■ What you are asked to do ■
Please type out every line of the records below exactly as it appears, leaving out the pictures.

------------------------------

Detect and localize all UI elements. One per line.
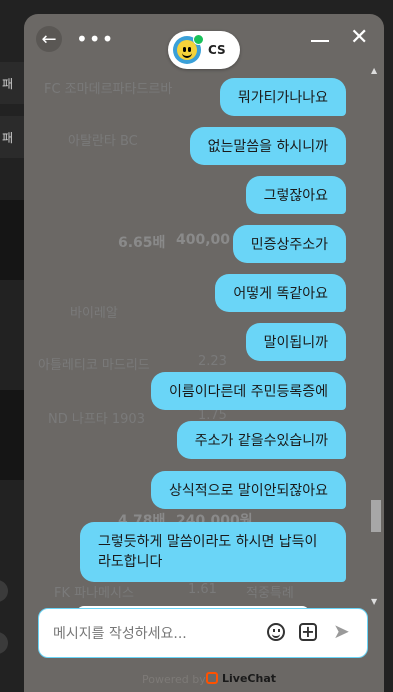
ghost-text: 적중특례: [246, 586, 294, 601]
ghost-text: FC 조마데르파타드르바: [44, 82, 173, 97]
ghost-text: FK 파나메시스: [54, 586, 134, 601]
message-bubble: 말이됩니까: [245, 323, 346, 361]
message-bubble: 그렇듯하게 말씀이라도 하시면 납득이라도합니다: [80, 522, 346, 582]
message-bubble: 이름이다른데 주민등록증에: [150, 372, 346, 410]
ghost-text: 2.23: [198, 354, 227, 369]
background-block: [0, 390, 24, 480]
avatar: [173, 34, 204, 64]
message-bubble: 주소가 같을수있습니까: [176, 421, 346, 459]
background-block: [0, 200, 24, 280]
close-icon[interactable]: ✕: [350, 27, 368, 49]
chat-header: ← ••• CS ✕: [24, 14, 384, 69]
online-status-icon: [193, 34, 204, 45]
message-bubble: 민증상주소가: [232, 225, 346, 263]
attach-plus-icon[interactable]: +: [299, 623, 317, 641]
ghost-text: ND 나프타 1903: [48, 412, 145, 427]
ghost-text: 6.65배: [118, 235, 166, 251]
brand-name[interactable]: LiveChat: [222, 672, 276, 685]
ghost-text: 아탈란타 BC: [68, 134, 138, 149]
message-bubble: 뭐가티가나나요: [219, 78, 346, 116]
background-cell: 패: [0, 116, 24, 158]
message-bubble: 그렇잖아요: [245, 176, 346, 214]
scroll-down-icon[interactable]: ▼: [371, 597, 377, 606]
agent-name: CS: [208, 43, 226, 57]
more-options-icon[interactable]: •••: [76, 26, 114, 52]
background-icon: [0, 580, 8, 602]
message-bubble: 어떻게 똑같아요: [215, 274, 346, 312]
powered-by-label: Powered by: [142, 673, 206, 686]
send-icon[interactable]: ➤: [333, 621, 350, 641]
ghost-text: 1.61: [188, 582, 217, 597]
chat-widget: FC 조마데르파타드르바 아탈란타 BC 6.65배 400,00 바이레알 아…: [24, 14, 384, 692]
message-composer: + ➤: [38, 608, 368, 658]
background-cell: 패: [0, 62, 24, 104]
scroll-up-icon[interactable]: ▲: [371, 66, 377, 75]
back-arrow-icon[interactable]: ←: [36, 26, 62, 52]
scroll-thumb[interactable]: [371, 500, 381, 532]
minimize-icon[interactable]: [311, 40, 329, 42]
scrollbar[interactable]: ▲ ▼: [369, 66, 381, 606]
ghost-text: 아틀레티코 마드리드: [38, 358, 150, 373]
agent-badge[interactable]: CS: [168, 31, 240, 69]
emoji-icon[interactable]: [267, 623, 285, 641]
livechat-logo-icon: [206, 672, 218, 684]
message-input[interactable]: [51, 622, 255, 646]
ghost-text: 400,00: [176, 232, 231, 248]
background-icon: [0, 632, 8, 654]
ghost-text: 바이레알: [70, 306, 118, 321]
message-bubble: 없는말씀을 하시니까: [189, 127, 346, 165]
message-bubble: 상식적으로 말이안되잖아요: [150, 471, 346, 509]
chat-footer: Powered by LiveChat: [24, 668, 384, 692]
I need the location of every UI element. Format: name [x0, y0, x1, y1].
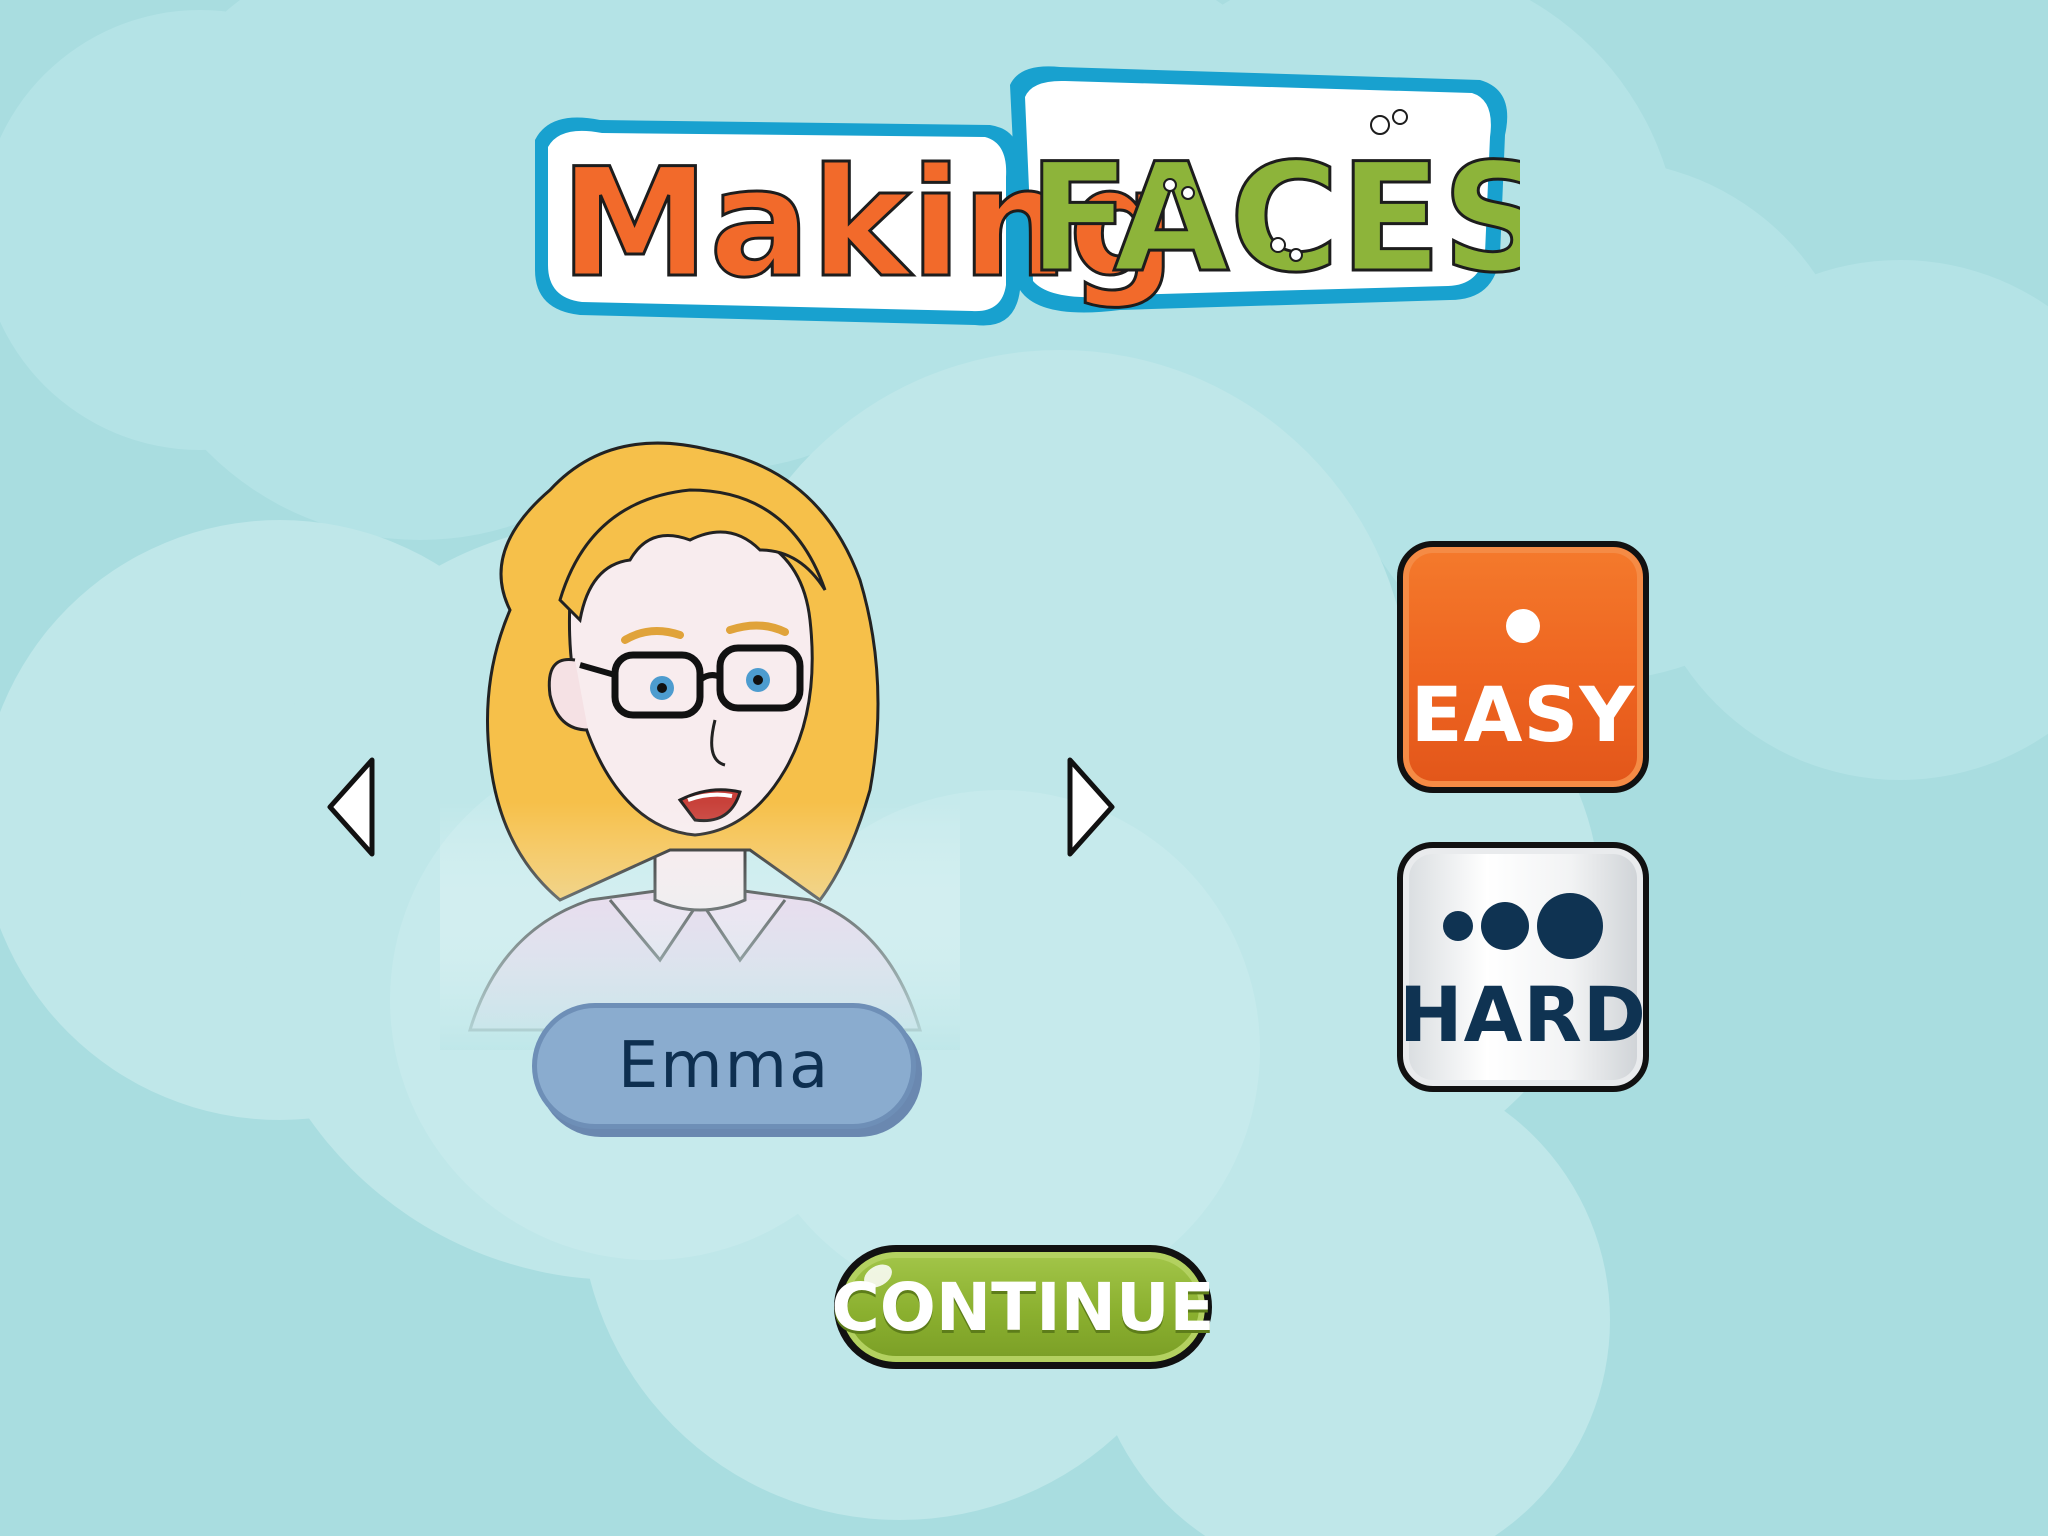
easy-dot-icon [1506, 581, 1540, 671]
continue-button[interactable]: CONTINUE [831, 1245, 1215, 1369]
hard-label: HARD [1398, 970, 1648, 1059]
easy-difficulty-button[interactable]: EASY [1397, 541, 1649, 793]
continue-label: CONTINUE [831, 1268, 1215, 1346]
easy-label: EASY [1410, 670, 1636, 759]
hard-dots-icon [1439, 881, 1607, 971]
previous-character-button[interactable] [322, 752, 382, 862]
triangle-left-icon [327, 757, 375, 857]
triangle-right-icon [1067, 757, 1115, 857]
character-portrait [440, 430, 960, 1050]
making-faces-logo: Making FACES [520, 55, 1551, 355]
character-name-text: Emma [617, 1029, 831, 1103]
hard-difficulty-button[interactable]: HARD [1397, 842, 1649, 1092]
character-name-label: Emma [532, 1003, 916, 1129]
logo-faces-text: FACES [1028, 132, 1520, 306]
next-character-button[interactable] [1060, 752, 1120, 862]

------------------------------

■ Output below ■
Detect and localize all UI elements. One per line.
ghost-text: 적중특례: [246, 586, 294, 601]
ghost-text: FC 조마데르파타드르바: [44, 82, 173, 97]
ghost-text: FK 파나메시스: [54, 586, 134, 601]
message-bubble: 말이됩니까: [245, 323, 346, 361]
message-bubble: 그렇듯하게 말씀이라도 하시면 납득이라도합니다: [80, 522, 346, 582]
message-bubble: 이름이다른데 주민등록증에: [150, 372, 346, 410]
ghost-text: 2.23: [198, 354, 227, 369]
background-block: [0, 390, 24, 480]
avatar: [173, 34, 204, 64]
message-bubble: 주소가 같을수있습니까: [176, 421, 346, 459]
background-block: [0, 200, 24, 280]
close-icon[interactable]: ✕: [350, 27, 368, 49]
chat-header: ← ••• CS ✕: [24, 14, 384, 69]
online-status-icon: [193, 34, 204, 45]
message-bubble: 민증상주소가: [232, 225, 346, 263]
attach-plus-icon[interactable]: +: [299, 623, 317, 641]
ghost-text: ND 나프타 1903: [48, 412, 145, 427]
ghost-text: 6.65배: [118, 235, 166, 251]
brand-name[interactable]: LiveChat: [222, 672, 276, 685]
ghost-text: 아탈란타 BC: [68, 134, 138, 149]
message-bubble: 뭐가티가나나요: [219, 78, 346, 116]
background-cell: 패: [0, 116, 24, 158]
message-bubble: 그렇잖아요: [245, 176, 346, 214]
scroll-down-icon[interactable]: ▼: [371, 597, 377, 606]
agent-name: CS: [208, 43, 226, 57]
more-options-icon[interactable]: •••: [76, 26, 114, 52]
background-icon: [0, 580, 8, 602]
message-bubble: 어떻게 똑같아요: [215, 274, 346, 312]
powered-by-label: Powered by: [142, 673, 206, 686]
send-icon[interactable]: ➤: [333, 621, 350, 641]
ghost-text: 1.61: [188, 582, 217, 597]
chat-widget: FC 조마데르파타드르바 아탈란타 BC 6.65배 400,00 바이레알 아…: [24, 14, 384, 692]
message-composer: + ➤: [38, 608, 368, 658]
background-cell: 패: [0, 62, 24, 104]
scroll-up-icon[interactable]: ▲: [371, 66, 377, 75]
back-arrow-icon[interactable]: ←: [36, 26, 62, 52]
scroll-thumb[interactable]: [371, 500, 381, 532]
minimize-icon[interactable]: [311, 40, 329, 42]
scrollbar[interactable]: ▲ ▼: [369, 66, 381, 606]
ghost-text: 아틀레티코 마드리드: [38, 358, 150, 373]
agent-badge[interactable]: CS: [168, 31, 240, 69]
emoji-icon[interactable]: [267, 623, 285, 641]
livechat-logo-icon: [206, 672, 218, 684]
message-input[interactable]: [51, 622, 255, 646]
ghost-text: 400,00: [176, 232, 231, 248]
background-icon: [0, 632, 8, 654]
ghost-text: 바이레알: [70, 306, 118, 321]
message-bubble: 없는말씀을 하시니까: [189, 127, 346, 165]
message-bubble: 상식적으로 말이안되잖아요: [150, 471, 346, 509]
chat-footer: Powered by LiveChat: [24, 668, 384, 692]
I need the location of every UI element. Format: name [x0, y0, x1, y1].
easy-dot-icon [1506, 581, 1540, 671]
continue-button[interactable]: CONTINUE [831, 1245, 1215, 1369]
hard-label: HARD [1398, 970, 1648, 1059]
easy-difficulty-button[interactable]: EASY [1397, 541, 1649, 793]
continue-label: CONTINUE [831, 1268, 1215, 1346]
easy-label: EASY [1410, 670, 1636, 759]
hard-dots-icon [1439, 881, 1607, 971]
previous-character-button[interactable] [322, 752, 382, 862]
triangle-left-icon [327, 757, 375, 857]
triangle-right-icon [1067, 757, 1115, 857]
character-portrait [440, 430, 960, 1050]
making-faces-logo: Making FACES [520, 55, 1551, 355]
character-name-text: Emma [617, 1029, 831, 1103]
hard-difficulty-button[interactable]: HARD [1397, 842, 1649, 1092]
character-name-label: Emma [532, 1003, 916, 1129]
logo-faces-text: FACES [1028, 132, 1520, 306]
next-character-button[interactable] [1060, 752, 1120, 862]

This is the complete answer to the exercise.